GOAL. Reproduce the listing word for word. Skip any image.

[Dataset excerpt]
━━━━━━━━━━

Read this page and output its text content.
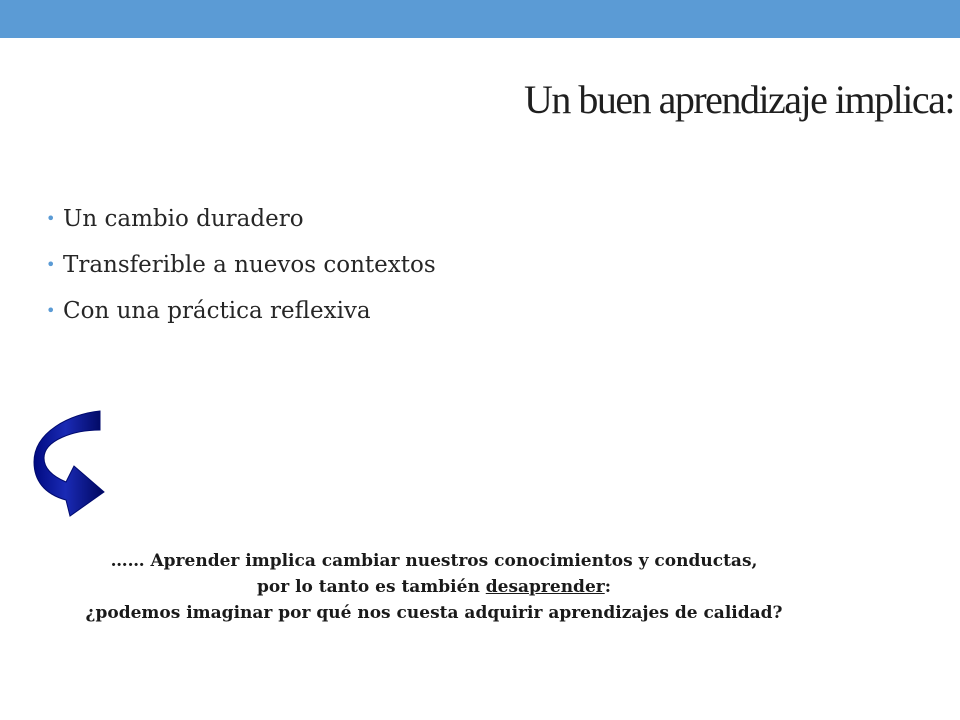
Un buen aprendizaje implica:
• Un cambio duradero
• Transferible a nuevos contextos
• Con una práctica reflexiva
…… Aprender implica cambiar nuestros conocimientos y conductas,
por lo tanto es también desaprender:
¿podemos imaginar por qué nos cuesta adquirir aprendizajes de calidad?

━━━━━━━━━━

REPLY TO THE TASK.
Read this page and output its text content.
Un buen aprendizaje implica:
• Un cambio duradero
• Transferible a nuevos contextos
• Con una práctica reflexiva
…… Aprender implica cambiar nuestros conocimientos y conductas,
por lo tanto es también desaprender:
¿podemos imaginar por qué nos cuesta adquirir aprendizajes de calidad?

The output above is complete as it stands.